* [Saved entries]
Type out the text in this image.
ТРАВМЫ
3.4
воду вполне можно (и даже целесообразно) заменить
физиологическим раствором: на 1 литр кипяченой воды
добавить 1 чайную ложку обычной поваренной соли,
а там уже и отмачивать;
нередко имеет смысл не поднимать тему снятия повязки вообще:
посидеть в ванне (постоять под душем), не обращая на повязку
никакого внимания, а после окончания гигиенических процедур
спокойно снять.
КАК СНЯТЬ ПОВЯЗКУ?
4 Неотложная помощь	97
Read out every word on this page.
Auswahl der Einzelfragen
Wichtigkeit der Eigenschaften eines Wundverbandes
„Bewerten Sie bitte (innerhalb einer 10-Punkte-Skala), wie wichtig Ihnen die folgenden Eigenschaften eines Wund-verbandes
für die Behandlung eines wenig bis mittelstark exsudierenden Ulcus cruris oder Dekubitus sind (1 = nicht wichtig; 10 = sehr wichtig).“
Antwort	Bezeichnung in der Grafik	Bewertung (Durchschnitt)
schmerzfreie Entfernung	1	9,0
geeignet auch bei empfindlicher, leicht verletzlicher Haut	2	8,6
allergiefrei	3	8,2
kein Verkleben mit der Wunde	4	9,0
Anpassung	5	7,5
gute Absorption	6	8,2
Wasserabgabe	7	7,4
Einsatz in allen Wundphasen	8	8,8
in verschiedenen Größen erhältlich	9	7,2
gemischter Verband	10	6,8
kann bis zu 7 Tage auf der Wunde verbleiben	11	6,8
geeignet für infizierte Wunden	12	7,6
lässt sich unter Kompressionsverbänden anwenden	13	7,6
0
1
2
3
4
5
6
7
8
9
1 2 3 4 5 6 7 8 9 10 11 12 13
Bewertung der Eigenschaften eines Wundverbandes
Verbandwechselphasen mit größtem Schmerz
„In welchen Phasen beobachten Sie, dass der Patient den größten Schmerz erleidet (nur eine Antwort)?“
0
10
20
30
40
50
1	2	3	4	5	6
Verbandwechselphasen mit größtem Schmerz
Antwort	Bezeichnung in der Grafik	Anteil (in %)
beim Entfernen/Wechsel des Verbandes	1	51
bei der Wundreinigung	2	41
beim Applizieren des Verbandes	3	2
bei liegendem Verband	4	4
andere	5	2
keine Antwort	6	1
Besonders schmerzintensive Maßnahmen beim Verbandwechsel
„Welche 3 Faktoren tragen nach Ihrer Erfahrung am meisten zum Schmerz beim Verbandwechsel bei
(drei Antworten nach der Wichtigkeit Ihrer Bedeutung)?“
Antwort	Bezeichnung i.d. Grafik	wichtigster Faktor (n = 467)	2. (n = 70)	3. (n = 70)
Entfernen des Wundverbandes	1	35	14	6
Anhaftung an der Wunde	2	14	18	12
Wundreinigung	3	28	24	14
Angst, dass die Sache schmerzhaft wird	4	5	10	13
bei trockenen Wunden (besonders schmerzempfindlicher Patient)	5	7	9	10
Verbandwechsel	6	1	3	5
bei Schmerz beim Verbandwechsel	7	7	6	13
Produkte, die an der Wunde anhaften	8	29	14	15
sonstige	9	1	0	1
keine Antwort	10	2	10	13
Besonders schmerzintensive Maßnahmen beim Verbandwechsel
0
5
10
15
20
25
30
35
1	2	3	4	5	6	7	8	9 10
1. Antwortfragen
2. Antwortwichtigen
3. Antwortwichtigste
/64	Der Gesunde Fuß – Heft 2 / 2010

* [REQUEST] Copy each line that holds the word "keine".

* [COMPLETED EXERCISE]
keine Antwort	6	1
keine Antwort	10	2	10	13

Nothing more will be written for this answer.